──────── Passage provided
# Querying Genius API for Song Credits

In [1]:
import json
import numpy as np
import pandas as pd
import pickle
import requests
import time
import psycopg2 as pg2
from psycopg2.extras import RealDictCursor, Json
from sqlalchemy import *

In [2]:
with open('../data/genius_ids.json', 'r') as f:
    genius_ids = json.load(f)

In [20]:
df = pd.read_csv('../data/spotify_artists_clean.csv', index_col=0)

In [23]:
df['name'].iloc[1]

'"Weird Al" Yankovic'

#### Gathering Artist IDs from `genius_ids`

In [2]:
# genius_ids[0]

In [12]:
# genius_ids[0] - for a given artist & their associated search details
# genius_ids[0]['*NSYNC']['response']['hits'] - the actual search results
# genius_ids[0]['*NSYNC']['response']['hits'][0]['result']['primary_artist'] - information for the artist
# genius_ids[0]['*NSYNC']['response']['hits'][0]['result']['primary_artist']['id'] - Genius Artist ID
# genius_ids[0]['*NSYNC']['response']['hits'][0]['result']['primary_artist']['name'] - Genius Artist name

{'api_path': '/artists/8625',
 'header_image_url': 'https://s3.amazonaws.com/rapgenius/1362260617_51058047.png',
 'id': 8625,
 'image_url': 'https://s3.amazonaws.com/rapgenius/1362260617_51058047.png',
 'is_meme_verified': False,
 'is_verified': False,
 'name': "'N Sync",
 'url': 'https://genius.com/artists/N-sync'}

In [120]:
genius_artist_ids = []
i = -1

for artist in genius_ids:
    ar = {}
    i += 1
    for result in artist[df['name'].iloc[i]]['response']['hits']:
        ar[result['result']['primary_artist']['name']] = result['result']['primary_artist']['id']
    genius_artist_ids.append(dict({df['name'].iloc[i] : ar}))
────────────────
| Problem details |
In the page on querying the Genius API for song credits, what Genius Artist ID is shown for 'N Sync?
──────── Information provided
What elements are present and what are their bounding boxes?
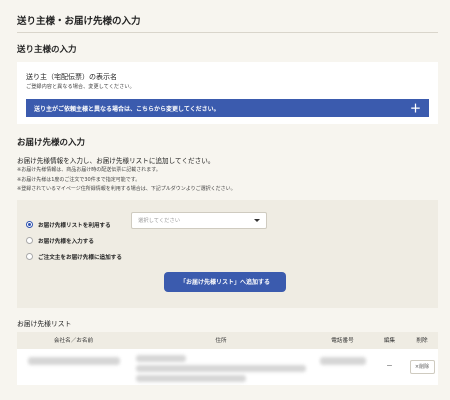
────────────────
| Result of this task |
8625